Problem statement: Return the listing below word for word.

[Data records]
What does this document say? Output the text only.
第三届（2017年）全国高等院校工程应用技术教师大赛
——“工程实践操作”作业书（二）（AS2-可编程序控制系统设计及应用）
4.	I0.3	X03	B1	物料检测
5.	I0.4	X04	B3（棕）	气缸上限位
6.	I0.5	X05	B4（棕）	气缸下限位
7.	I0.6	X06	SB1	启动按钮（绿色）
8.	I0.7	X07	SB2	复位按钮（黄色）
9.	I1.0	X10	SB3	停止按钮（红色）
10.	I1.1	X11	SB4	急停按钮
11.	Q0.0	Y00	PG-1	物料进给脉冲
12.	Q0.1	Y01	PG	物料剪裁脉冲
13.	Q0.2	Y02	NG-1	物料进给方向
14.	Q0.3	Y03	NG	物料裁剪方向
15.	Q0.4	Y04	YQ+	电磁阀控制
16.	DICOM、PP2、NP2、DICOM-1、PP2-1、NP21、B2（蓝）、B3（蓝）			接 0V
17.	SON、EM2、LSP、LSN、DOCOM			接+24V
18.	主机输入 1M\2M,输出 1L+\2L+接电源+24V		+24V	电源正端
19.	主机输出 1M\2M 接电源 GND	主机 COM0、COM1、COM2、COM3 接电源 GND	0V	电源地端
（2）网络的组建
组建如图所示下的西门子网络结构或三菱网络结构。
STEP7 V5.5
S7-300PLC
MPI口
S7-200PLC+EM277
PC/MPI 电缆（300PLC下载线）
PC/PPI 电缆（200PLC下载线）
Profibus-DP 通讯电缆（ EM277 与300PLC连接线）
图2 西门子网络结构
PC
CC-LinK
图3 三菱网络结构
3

Solution for this exercise:
What does this document say? Output the text only.
第三届（2017年）全国高等院校工程应用技术教师大赛
——“工程实践操作”作业书（二）（AS2-可编程序控制系统设计及应用）
4.	I0.3	X03	B1	物料检测
5.	I0.4	X04	B3（棕）	气缸上限位
6.	I0.5	X05	B4（棕）	气缸下限位
7.	I0.6	X06	SB1	启动按钮（绿色）
8.	I0.7	X07	SB2	复位按钮（黄色）
9.	I1.0	X10	SB3	停止按钮（红色）
10.	I1.1	X11	SB4	急停按钮
11.	Q0.0	Y00	PG-1	物料进给脉冲
12.	Q0.1	Y01	PG	物料剪裁脉冲
13.	Q0.2	Y02	NG-1	物料进给方向
14.	Q0.3	Y03	NG	物料裁剪方向
15.	Q0.4	Y04	YQ+	电磁阀控制
16.	DICOM、PP2、NP2、DICOM-1、PP2-1、NP21、B2（蓝）、B3（蓝）			接 0V
17.	SON、EM2、LSP、LSN、DOCOM			接+24V
18.	主机输入 1M\2M,输出 1L+\2L+接电源+24V		+24V	电源正端
19.	主机输出 1M\2M 接电源 GND	主机 COM0、COM1、COM2、COM3 接电源 GND	0V	电源地端
（2）网络的组建
组建如图所示下的西门子网络结构或三菱网络结构。
STEP7 V5.5
S7-300PLC
MPI口
S7-200PLC+EM277
PC/MPI 电缆（300PLC下载线）
PC/PPI 电缆（200PLC下载线）
Profibus-DP 通讯电缆（ EM277 与300PLC连接线）
图2 西门子网络结构
PC
CC-LinK
图3 三菱网络结构
3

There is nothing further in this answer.